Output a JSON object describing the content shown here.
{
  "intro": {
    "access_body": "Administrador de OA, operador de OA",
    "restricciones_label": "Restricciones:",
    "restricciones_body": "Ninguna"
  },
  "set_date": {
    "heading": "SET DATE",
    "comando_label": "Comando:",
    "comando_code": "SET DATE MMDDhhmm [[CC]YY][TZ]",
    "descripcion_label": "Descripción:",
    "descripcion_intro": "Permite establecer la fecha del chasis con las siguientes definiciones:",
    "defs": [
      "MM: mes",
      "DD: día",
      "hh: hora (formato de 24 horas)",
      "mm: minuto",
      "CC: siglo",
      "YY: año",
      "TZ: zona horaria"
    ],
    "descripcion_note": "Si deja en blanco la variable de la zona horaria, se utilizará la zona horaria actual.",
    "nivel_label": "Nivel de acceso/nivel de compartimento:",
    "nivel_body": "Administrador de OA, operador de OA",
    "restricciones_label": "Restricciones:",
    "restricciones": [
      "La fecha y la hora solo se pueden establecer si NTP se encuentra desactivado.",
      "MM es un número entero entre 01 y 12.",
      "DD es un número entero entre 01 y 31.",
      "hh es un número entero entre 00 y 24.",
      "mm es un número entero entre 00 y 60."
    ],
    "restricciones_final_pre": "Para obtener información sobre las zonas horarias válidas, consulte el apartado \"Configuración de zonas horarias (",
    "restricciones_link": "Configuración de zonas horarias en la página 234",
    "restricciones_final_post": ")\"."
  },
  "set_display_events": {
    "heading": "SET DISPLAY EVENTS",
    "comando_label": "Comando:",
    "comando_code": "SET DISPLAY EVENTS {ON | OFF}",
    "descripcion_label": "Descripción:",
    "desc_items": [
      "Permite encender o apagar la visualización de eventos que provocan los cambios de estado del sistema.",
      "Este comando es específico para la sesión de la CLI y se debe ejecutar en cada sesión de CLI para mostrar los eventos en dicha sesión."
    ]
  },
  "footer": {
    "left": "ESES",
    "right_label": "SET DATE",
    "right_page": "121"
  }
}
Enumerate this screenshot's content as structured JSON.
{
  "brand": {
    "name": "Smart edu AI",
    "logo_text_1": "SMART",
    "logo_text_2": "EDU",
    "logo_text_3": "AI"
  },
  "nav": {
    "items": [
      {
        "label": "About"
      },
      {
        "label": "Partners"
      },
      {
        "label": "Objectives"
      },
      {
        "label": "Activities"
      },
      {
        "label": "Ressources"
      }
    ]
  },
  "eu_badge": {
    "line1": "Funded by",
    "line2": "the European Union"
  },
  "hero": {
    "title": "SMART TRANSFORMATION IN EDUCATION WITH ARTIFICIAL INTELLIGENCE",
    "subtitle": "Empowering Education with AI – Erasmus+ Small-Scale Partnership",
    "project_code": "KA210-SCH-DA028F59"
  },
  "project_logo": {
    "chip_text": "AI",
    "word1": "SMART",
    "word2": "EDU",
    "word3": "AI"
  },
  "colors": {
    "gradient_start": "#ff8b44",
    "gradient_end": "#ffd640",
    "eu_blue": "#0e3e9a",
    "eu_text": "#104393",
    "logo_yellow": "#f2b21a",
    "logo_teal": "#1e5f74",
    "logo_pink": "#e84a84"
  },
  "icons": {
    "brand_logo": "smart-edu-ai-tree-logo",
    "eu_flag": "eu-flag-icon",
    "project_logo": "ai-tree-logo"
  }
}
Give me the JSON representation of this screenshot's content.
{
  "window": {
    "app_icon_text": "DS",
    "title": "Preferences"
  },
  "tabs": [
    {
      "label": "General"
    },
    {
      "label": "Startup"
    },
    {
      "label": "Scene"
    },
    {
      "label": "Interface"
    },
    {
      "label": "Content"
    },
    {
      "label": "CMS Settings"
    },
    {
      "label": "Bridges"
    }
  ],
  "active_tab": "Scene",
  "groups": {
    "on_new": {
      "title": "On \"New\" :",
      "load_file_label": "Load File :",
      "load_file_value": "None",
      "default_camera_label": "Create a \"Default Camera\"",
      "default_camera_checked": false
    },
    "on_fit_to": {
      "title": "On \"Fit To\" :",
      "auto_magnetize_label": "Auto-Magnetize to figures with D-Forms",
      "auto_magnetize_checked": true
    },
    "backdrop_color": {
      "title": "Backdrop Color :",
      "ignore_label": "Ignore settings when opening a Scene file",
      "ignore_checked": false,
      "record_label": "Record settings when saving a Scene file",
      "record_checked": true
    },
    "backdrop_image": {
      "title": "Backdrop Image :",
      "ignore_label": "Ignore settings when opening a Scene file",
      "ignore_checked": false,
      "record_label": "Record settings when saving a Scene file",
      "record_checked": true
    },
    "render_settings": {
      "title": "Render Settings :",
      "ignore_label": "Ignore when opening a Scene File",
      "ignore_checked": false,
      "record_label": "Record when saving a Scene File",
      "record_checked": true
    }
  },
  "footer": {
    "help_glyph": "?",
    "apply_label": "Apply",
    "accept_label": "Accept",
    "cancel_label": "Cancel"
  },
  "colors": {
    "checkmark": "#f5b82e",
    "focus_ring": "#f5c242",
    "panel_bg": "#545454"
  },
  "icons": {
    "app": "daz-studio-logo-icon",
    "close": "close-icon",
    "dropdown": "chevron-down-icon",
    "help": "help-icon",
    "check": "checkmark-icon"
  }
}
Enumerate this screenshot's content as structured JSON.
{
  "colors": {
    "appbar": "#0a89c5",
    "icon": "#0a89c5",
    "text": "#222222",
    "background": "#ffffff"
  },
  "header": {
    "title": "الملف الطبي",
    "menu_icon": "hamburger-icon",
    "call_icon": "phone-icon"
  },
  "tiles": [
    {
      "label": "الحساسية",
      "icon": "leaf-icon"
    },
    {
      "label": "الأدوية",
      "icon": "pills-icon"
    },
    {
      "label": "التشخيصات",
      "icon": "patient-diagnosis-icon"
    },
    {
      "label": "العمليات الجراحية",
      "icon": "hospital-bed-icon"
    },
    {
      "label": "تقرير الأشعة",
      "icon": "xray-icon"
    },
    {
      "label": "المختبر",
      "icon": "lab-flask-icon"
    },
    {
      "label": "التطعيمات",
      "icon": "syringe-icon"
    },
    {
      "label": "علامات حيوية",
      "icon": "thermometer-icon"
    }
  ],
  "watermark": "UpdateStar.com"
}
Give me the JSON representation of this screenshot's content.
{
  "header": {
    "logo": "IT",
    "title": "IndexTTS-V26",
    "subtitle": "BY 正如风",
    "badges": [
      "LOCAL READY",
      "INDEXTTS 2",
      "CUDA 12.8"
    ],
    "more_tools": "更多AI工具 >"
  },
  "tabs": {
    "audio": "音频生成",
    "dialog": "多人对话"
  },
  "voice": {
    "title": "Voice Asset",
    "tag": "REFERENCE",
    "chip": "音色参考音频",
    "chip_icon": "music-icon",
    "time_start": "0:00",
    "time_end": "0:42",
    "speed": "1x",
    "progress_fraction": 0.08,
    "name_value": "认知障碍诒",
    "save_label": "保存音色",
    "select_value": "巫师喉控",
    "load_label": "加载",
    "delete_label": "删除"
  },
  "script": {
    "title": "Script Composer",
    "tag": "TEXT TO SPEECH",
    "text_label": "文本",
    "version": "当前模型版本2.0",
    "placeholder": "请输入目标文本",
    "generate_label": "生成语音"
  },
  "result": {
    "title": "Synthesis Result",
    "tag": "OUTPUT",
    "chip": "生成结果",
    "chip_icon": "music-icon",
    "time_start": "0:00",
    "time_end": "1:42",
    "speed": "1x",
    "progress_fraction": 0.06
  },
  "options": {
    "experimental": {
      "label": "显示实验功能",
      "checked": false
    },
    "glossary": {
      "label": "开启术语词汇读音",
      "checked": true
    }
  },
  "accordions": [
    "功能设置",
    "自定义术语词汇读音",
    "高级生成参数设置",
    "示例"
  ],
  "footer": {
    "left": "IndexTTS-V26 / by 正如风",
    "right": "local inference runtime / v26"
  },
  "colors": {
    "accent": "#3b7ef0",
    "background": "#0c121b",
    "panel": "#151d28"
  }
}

_ _ _ _ _ _ _

PROBLEM TO WORK ON: Which lines of the data include "fecha"? Copy each of them.

ANSWER TO THE PROBLEM:
    "descripcion_intro": "Permite establecer la fecha del chasis con las siguientes definiciones:",
      "La fecha y la hora solo se pueden establecer si NTP se encuentra desactivado.",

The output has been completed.